## Written instruction
Count every line in the data below where "name" occurs, then state that number and nothing more.

[Entries with figure data]
-=-=-
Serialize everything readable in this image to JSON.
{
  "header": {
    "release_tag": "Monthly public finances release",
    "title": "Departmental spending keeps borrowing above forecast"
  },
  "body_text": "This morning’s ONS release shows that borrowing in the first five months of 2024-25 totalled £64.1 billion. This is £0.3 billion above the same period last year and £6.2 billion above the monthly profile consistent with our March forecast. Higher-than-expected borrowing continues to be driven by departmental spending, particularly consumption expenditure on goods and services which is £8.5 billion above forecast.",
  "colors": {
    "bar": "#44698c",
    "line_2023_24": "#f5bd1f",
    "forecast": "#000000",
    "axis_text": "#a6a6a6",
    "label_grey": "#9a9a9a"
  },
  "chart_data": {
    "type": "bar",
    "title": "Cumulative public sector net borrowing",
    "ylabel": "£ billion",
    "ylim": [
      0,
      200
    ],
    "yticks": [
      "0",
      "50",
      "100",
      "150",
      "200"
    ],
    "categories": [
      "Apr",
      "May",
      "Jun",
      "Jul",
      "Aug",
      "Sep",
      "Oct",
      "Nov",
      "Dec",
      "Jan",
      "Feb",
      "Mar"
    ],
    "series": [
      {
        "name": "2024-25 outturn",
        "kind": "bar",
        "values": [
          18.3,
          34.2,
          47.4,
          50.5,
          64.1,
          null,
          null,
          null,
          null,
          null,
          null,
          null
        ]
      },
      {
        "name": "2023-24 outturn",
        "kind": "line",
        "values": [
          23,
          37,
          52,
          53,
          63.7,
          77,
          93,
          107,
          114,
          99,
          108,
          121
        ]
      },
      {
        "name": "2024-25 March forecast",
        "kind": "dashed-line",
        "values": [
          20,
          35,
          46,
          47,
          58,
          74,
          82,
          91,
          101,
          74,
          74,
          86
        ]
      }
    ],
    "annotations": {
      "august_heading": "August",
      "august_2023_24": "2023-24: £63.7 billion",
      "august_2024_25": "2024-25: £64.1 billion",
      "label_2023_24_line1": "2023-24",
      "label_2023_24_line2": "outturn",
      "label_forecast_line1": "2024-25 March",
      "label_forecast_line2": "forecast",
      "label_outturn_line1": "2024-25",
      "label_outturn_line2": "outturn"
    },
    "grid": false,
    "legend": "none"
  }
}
-=-=-
## The completed task
3